» Stored entries:
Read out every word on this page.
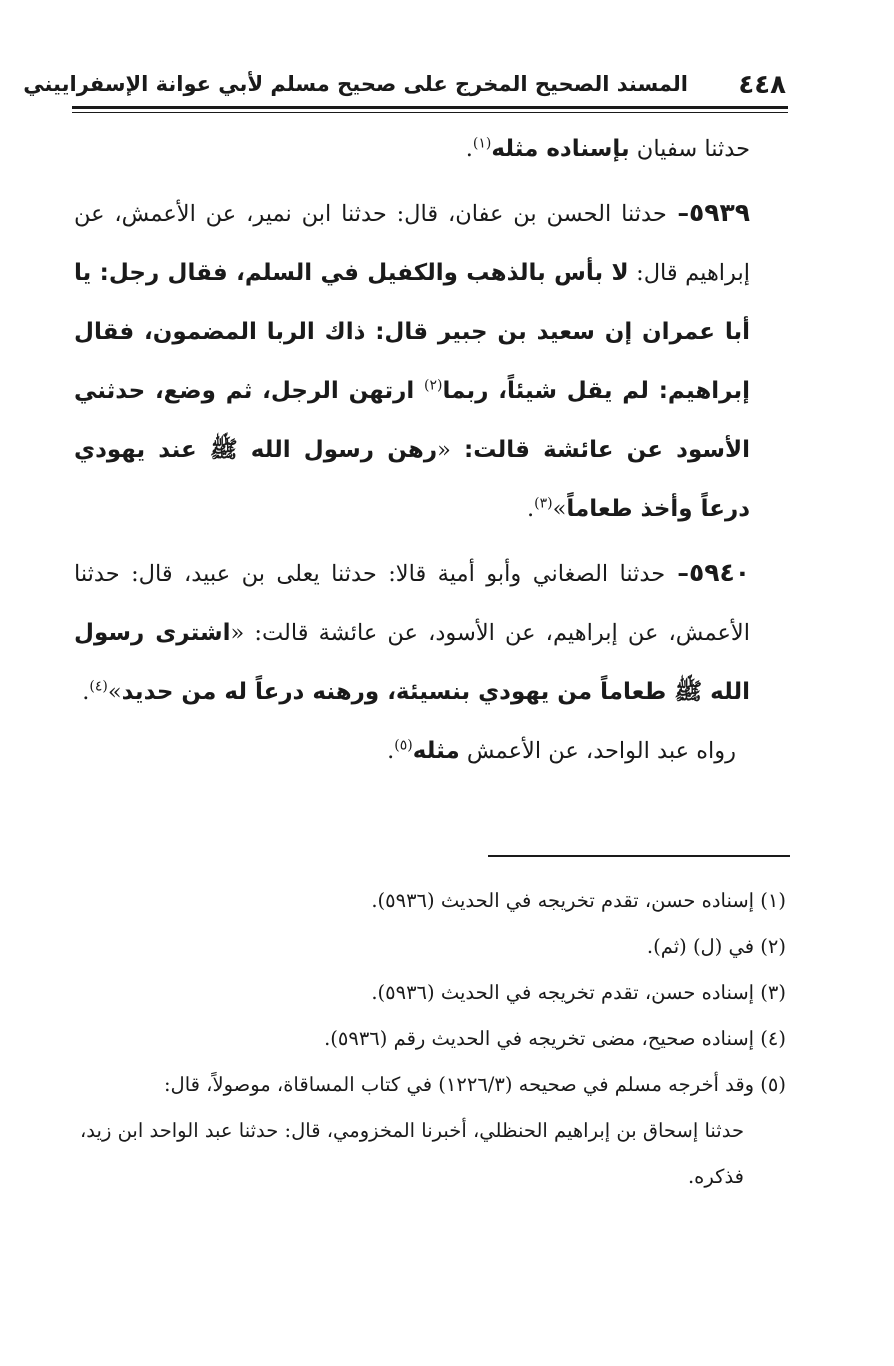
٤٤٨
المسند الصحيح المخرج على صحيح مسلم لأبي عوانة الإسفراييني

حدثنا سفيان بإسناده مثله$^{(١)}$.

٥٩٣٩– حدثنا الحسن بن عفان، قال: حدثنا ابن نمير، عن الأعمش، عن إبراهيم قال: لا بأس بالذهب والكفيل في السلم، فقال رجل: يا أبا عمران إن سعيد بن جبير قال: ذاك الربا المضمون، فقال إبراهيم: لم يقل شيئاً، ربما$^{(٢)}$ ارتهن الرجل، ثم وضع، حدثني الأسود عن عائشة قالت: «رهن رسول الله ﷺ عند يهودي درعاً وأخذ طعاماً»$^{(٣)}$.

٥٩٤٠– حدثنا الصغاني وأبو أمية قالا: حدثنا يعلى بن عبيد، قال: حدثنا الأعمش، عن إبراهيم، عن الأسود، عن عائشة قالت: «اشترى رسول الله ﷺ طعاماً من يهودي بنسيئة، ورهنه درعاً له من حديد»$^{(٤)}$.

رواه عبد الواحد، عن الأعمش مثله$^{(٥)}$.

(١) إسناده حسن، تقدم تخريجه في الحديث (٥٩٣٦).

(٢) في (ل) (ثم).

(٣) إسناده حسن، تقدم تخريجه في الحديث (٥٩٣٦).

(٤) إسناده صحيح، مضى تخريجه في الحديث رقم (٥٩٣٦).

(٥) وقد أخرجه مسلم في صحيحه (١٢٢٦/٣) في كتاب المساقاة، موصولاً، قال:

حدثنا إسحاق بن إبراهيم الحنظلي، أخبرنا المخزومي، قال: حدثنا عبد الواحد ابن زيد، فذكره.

» Instruction: Every record must be copied exactly, with the pictures left out.

» Response to the exercise:
Read out every word on this page.
٤٤٨
المسند الصحيح المخرج على صحيح مسلم لأبي عوانة الإسفراييني

حدثنا سفيان بإسناده مثله$^{(١)}$.

٥٩٣٩– حدثنا الحسن بن عفان، قال: حدثنا ابن نمير، عن الأعمش، عن إبراهيم قال: لا بأس بالذهب والكفيل في السلم، فقال رجل: يا أبا عمران إن سعيد بن جبير قال: ذاك الربا المضمون، فقال إبراهيم: لم يقل شيئاً، ربما$^{(٢)}$ ارتهن الرجل، ثم وضع، حدثني الأسود عن عائشة قالت: «رهن رسول الله ﷺ عند يهودي درعاً وأخذ طعاماً»$^{(٣)}$.

٥٩٤٠– حدثنا الصغاني وأبو أمية قالا: حدثنا يعلى بن عبيد، قال: حدثنا الأعمش، عن إبراهيم، عن الأسود، عن عائشة قالت: «اشترى رسول الله ﷺ طعاماً من يهودي بنسيئة، ورهنه درعاً له من حديد»$^{(٤)}$.

رواه عبد الواحد، عن الأعمش مثله$^{(٥)}$.

(١) إسناده حسن، تقدم تخريجه في الحديث (٥٩٣٦).

(٢) في (ل) (ثم).

(٣) إسناده حسن، تقدم تخريجه في الحديث (٥٩٣٦).

(٤) إسناده صحيح، مضى تخريجه في الحديث رقم (٥٩٣٦).

(٥) وقد أخرجه مسلم في صحيحه (١٢٢٦/٣) في كتاب المساقاة، موصولاً، قال:

حدثنا إسحاق بن إبراهيم الحنظلي، أخبرنا المخزومي، قال: حدثنا عبد الواحد ابن زيد، فذكره.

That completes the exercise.